* [YOUR INSTRUCTIONS]
Search the records for "title" and copy each line that holds it.

Stored data entries:
■ ■ ■ ■

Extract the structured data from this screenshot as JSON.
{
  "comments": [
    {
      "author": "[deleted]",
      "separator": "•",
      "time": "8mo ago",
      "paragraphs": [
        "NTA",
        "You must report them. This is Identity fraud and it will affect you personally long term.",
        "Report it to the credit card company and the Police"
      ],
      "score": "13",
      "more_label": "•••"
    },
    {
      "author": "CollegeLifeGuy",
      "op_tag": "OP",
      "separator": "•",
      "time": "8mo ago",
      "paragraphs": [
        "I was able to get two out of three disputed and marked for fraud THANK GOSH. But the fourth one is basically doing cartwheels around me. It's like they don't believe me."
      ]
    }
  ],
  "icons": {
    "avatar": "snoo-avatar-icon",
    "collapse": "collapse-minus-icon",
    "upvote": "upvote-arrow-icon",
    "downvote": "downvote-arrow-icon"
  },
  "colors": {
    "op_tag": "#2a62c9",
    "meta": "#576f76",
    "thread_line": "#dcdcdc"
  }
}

■ ■ ■ ■

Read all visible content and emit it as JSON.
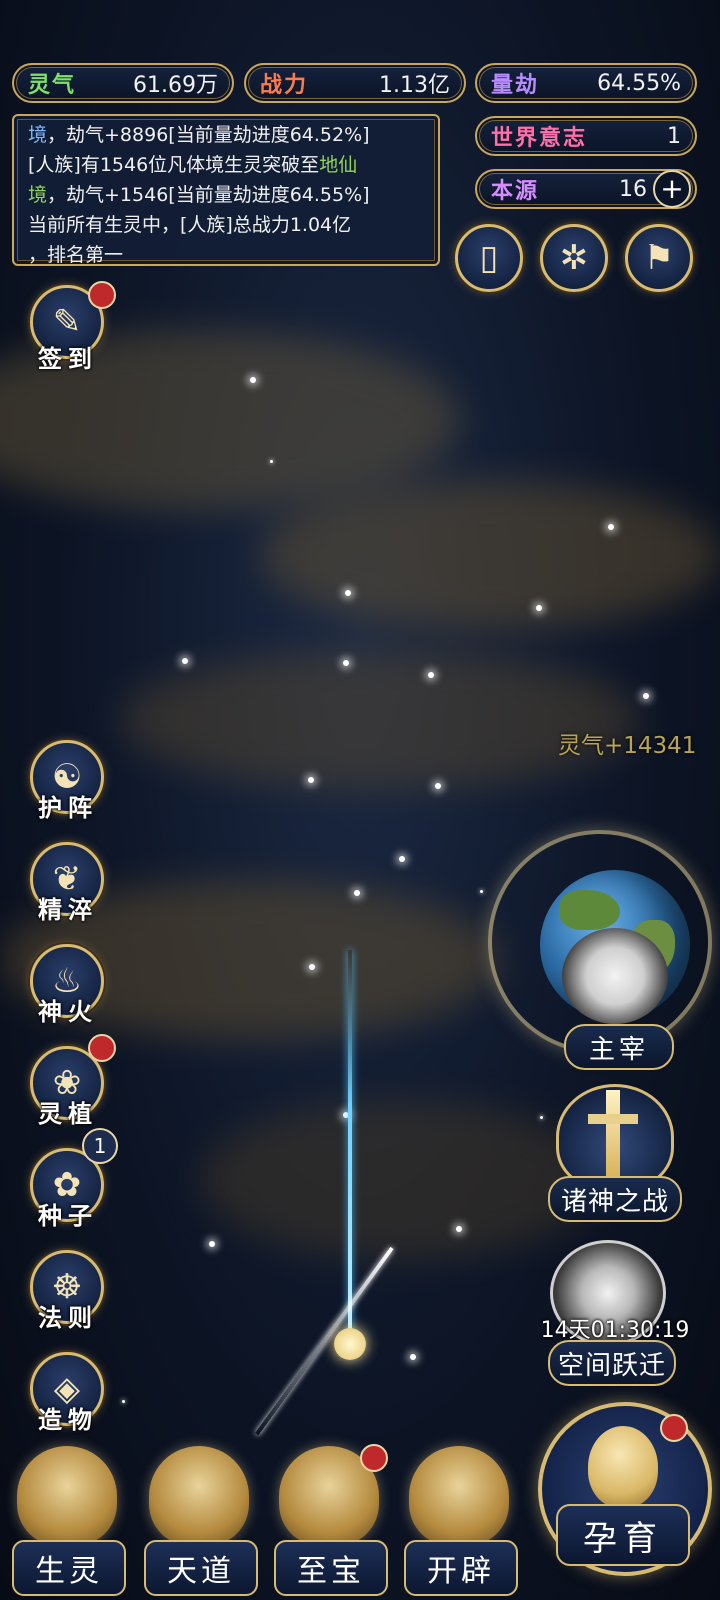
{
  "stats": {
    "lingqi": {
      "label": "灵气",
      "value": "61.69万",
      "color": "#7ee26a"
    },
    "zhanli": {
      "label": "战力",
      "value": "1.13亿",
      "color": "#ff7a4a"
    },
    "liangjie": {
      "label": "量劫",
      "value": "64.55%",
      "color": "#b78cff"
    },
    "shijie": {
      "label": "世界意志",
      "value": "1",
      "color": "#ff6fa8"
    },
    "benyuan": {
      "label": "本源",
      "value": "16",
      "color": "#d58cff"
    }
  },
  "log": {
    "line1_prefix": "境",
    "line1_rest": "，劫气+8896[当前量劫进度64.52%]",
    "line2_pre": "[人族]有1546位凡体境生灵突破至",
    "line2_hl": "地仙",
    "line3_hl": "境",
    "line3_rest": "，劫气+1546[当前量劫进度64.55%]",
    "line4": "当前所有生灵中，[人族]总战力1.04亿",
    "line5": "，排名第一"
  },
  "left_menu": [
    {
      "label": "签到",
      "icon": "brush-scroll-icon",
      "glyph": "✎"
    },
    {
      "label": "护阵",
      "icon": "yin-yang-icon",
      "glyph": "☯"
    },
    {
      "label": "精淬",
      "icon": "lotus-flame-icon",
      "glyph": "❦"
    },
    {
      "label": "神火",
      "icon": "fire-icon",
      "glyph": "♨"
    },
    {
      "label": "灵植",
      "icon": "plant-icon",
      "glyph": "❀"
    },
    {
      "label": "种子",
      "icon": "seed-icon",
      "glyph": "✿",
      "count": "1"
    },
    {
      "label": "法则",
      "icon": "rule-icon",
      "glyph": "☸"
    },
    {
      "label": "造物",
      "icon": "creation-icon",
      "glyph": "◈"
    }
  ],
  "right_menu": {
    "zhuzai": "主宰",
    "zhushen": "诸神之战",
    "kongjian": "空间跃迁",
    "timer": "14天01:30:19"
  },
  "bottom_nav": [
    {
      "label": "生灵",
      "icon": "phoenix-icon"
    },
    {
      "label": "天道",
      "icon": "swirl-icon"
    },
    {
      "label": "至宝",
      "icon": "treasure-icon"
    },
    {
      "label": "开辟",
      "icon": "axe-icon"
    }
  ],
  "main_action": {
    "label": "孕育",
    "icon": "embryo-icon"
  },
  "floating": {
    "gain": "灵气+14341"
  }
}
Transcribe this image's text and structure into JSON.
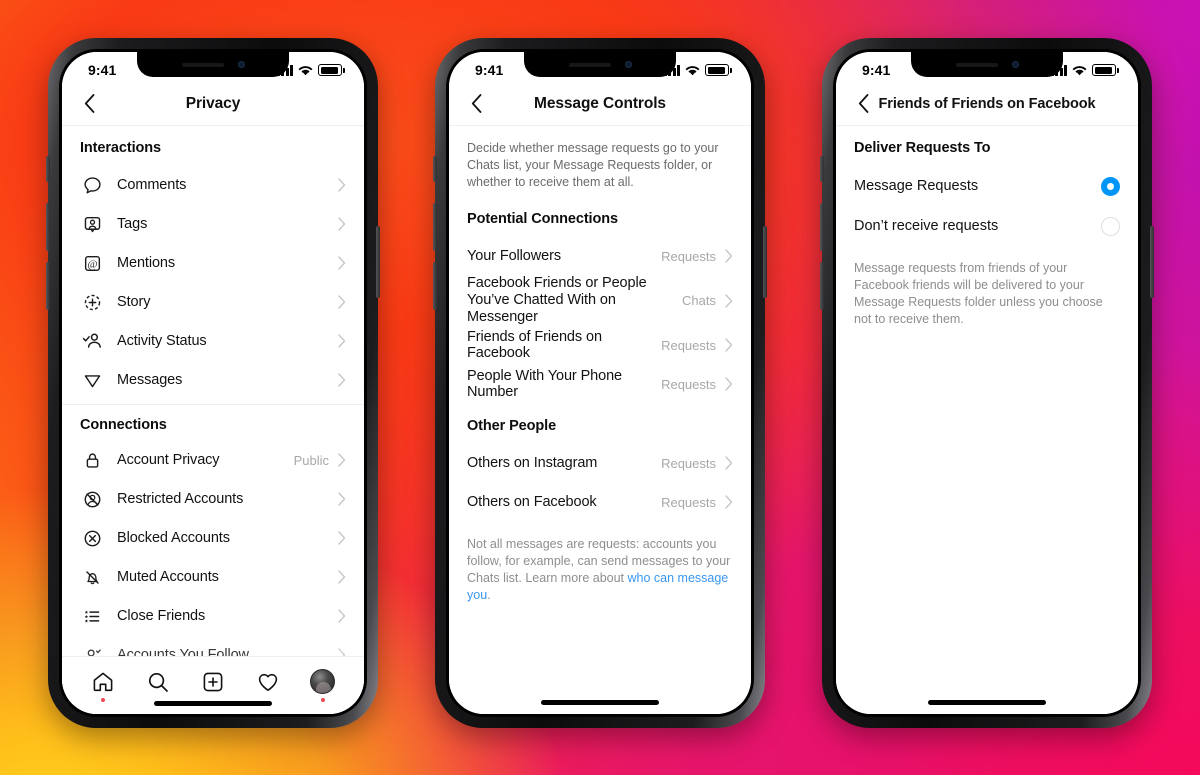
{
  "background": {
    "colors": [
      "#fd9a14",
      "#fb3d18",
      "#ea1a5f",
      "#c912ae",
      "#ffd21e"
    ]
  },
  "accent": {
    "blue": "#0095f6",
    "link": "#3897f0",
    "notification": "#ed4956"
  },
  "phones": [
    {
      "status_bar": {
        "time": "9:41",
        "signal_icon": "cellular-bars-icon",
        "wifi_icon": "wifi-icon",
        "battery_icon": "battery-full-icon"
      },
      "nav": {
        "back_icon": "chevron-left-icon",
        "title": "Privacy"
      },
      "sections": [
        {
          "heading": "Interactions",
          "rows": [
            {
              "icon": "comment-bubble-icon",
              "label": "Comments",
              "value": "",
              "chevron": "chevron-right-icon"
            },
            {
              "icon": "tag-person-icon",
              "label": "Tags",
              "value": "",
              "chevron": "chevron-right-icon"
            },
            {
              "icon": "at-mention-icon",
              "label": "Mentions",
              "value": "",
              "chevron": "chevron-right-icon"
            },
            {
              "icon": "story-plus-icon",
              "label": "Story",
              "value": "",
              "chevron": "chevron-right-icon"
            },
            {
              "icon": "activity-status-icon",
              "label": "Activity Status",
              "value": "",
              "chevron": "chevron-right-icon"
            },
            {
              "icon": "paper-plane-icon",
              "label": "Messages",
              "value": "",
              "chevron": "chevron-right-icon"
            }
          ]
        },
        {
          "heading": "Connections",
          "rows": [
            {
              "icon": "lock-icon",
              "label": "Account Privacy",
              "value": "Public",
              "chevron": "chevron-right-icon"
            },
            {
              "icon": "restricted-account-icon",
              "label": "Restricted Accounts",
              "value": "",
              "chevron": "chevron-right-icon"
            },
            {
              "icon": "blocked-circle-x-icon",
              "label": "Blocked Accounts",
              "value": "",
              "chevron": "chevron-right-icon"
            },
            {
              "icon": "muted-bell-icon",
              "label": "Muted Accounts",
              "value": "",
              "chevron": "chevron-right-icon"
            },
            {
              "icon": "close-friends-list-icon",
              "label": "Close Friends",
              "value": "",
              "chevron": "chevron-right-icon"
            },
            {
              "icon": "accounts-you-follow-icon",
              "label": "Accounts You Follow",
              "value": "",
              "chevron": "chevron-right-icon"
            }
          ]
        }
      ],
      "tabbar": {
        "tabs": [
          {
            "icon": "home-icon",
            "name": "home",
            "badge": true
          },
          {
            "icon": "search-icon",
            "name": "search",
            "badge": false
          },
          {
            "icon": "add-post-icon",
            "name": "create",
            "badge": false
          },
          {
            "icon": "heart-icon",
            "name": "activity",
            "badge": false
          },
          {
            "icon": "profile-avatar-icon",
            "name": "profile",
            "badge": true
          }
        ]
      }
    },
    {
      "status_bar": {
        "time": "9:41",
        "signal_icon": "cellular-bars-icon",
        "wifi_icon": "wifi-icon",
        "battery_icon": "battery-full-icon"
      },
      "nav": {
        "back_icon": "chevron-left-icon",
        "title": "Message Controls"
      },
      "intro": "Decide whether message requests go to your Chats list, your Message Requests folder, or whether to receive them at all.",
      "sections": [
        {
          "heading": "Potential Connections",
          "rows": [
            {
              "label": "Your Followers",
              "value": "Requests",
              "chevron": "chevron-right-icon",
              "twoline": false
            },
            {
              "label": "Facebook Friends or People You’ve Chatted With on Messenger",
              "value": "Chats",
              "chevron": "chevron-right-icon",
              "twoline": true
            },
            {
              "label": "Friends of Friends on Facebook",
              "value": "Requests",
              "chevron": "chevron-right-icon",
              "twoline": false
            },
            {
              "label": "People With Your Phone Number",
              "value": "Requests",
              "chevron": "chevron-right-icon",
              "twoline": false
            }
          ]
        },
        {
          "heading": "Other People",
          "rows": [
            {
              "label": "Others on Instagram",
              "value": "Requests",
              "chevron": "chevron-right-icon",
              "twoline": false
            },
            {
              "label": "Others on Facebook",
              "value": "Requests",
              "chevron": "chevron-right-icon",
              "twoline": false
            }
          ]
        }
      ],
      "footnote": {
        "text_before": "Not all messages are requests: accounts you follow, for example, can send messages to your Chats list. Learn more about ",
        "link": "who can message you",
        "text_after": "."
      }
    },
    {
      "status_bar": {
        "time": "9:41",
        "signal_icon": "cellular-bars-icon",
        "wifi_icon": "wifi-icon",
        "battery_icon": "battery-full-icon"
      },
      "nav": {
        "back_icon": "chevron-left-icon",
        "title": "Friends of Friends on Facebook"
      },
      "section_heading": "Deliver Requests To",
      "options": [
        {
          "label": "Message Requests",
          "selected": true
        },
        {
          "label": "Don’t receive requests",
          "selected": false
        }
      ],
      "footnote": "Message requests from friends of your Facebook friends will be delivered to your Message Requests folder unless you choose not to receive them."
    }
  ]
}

■ ■ ■ ■

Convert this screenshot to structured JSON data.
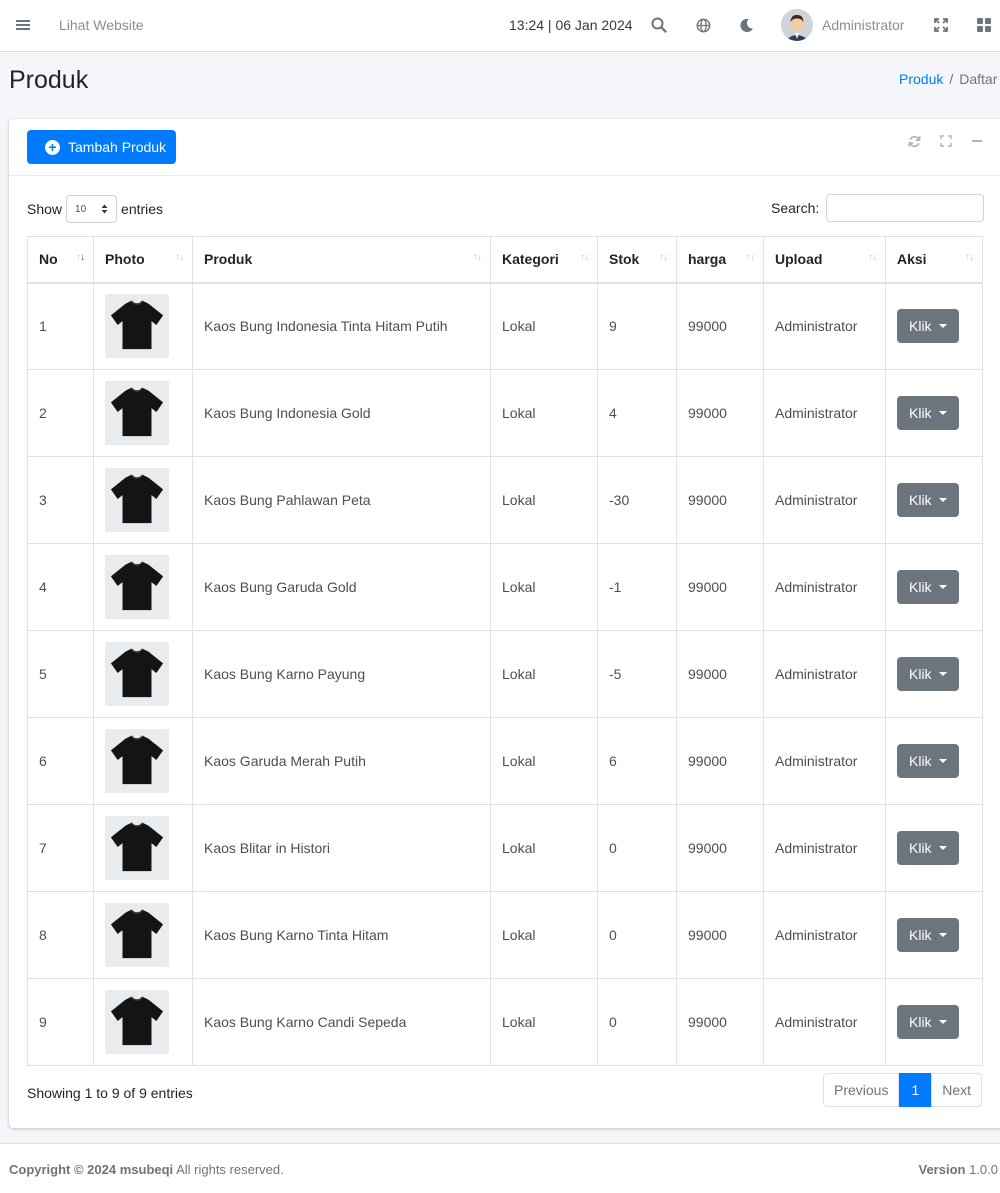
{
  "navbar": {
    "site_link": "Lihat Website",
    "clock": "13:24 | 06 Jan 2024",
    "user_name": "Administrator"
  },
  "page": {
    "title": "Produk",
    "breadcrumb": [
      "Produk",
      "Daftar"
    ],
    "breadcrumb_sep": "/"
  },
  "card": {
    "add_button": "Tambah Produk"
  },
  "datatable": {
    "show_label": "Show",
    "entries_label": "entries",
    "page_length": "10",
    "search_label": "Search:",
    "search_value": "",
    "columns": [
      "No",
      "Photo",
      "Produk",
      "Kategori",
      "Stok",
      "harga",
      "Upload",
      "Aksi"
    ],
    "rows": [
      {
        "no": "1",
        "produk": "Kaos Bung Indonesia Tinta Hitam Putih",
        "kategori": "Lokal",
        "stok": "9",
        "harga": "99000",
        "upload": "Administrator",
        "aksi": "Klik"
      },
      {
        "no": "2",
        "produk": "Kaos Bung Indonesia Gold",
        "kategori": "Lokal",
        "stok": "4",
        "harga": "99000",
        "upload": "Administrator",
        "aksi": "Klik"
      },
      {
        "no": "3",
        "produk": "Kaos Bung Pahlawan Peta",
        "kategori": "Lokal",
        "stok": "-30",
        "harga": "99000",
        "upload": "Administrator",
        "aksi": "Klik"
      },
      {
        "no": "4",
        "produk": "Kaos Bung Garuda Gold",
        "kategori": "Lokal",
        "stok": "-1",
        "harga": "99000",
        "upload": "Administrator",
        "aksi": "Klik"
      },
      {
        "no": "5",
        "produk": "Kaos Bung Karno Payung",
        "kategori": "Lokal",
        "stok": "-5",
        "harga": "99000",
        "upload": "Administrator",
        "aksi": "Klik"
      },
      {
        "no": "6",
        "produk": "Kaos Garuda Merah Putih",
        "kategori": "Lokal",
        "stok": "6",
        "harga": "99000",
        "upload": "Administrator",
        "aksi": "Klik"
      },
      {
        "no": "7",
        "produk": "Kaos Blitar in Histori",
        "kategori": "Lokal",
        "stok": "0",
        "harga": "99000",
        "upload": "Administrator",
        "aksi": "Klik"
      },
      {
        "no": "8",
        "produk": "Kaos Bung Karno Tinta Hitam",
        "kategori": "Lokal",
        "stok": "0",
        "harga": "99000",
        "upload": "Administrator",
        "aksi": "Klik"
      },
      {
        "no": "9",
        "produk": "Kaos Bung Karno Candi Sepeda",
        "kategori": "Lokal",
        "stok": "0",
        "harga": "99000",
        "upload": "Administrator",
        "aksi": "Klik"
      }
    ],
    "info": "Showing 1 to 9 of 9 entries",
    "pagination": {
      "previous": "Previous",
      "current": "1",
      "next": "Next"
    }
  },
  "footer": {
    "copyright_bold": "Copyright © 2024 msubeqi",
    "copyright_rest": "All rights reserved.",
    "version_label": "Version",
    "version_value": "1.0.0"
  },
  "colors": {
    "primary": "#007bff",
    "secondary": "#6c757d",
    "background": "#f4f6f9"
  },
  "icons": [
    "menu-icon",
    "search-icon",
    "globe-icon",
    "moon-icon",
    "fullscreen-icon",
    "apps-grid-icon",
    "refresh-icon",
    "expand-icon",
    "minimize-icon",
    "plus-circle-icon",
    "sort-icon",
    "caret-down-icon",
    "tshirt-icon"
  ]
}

■ ■ ■ ■

* [SOLUTION FOR THIS EXERCISE]
        "title": "Privacy"
        "title": "Message Controls"
        "title": "Friends of Friends on Facebook"
    "title": "Produk",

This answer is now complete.